_TASK INPUT_:

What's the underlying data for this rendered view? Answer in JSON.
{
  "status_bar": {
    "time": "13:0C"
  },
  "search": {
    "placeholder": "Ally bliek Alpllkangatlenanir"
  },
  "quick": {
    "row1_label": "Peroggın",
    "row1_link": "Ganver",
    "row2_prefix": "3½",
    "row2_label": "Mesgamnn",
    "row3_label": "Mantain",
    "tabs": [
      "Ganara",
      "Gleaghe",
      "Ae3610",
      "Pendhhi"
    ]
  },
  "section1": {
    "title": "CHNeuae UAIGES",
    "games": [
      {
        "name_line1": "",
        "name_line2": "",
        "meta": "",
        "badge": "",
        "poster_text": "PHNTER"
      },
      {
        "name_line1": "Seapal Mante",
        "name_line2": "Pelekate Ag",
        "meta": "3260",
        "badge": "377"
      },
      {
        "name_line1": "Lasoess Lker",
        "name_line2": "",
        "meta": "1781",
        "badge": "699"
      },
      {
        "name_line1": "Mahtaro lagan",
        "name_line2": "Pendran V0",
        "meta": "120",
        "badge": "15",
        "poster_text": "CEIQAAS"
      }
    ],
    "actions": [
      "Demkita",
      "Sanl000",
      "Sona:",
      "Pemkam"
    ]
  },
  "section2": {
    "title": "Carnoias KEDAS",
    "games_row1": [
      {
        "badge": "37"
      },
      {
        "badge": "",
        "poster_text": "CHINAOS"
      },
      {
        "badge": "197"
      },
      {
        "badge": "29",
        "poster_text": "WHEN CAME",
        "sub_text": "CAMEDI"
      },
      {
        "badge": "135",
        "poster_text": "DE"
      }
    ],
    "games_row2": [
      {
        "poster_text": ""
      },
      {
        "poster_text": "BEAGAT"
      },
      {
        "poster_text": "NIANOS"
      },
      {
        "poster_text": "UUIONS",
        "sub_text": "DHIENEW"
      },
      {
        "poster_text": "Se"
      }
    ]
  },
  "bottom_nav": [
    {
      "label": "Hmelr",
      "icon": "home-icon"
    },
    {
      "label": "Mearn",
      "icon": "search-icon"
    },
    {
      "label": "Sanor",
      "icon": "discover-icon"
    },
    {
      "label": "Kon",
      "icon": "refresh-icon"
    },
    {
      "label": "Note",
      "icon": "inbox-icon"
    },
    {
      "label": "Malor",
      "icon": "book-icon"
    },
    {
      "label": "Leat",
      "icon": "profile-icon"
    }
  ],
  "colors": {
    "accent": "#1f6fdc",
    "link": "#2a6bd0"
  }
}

_EXERCISE INSTRUCTIONS_: Recopy the entries above exactly, with every line included.

_TASK RESULT_:
What's the underlying data for this rendered view? Answer in JSON.
{
  "status_bar": {
    "time": "13:0C"
  },
  "search": {
    "placeholder": "Ally bliek Alpllkangatlenanir"
  },
  "quick": {
    "row1_label": "Peroggın",
    "row1_link": "Ganver",
    "row2_prefix": "3½",
    "row2_label": "Mesgamnn",
    "row3_label": "Mantain",
    "tabs": [
      "Ganara",
      "Gleaghe",
      "Ae3610",
      "Pendhhi"
    ]
  },
  "section1": {
    "title": "CHNeuae UAIGES",
    "games": [
      {
        "name_line1": "",
        "name_line2": "",
        "meta": "",
        "badge": "",
        "poster_text": "PHNTER"
      },
      {
        "name_line1": "Seapal Mante",
        "name_line2": "Pelekate Ag",
        "meta": "3260",
        "badge": "377"
      },
      {
        "name_line1": "Lasoess Lker",
        "name_line2": "",
        "meta": "1781",
        "badge": "699"
      },
      {
        "name_line1": "Mahtaro lagan",
        "name_line2": "Pendran V0",
        "meta": "120",
        "badge": "15",
        "poster_text": "CEIQAAS"
      }
    ],
    "actions": [
      "Demkita",
      "Sanl000",
      "Sona:",
      "Pemkam"
    ]
  },
  "section2": {
    "title": "Carnoias KEDAS",
    "games_row1": [
      {
        "badge": "37"
      },
      {
        "badge": "",
        "poster_text": "CHINAOS"
      },
      {
        "badge": "197"
      },
      {
        "badge": "29",
        "poster_text": "WHEN CAME",
        "sub_text": "CAMEDI"
      },
      {
        "badge": "135",
        "poster_text": "DE"
      }
    ],
    "games_row2": [
      {
        "poster_text": ""
      },
      {
        "poster_text": "BEAGAT"
      },
      {
        "poster_text": "NIANOS"
      },
      {
        "poster_text": "UUIONS",
        "sub_text": "DHIENEW"
      },
      {
        "poster_text": "Se"
      }
    ]
  },
  "bottom_nav": [
    {
      "label": "Hmelr",
      "icon": "home-icon"
    },
    {
      "label": "Mearn",
      "icon": "search-icon"
    },
    {
      "label": "Sanor",
      "icon": "discover-icon"
    },
    {
      "label": "Kon",
      "icon": "refresh-icon"
    },
    {
      "label": "Note",
      "icon": "inbox-icon"
    },
    {
      "label": "Malor",
      "icon": "book-icon"
    },
    {
      "label": "Leat",
      "icon": "profile-icon"
    }
  ],
  "colors": {
    "accent": "#1f6fdc",
    "link": "#2a6bd0"
  }
}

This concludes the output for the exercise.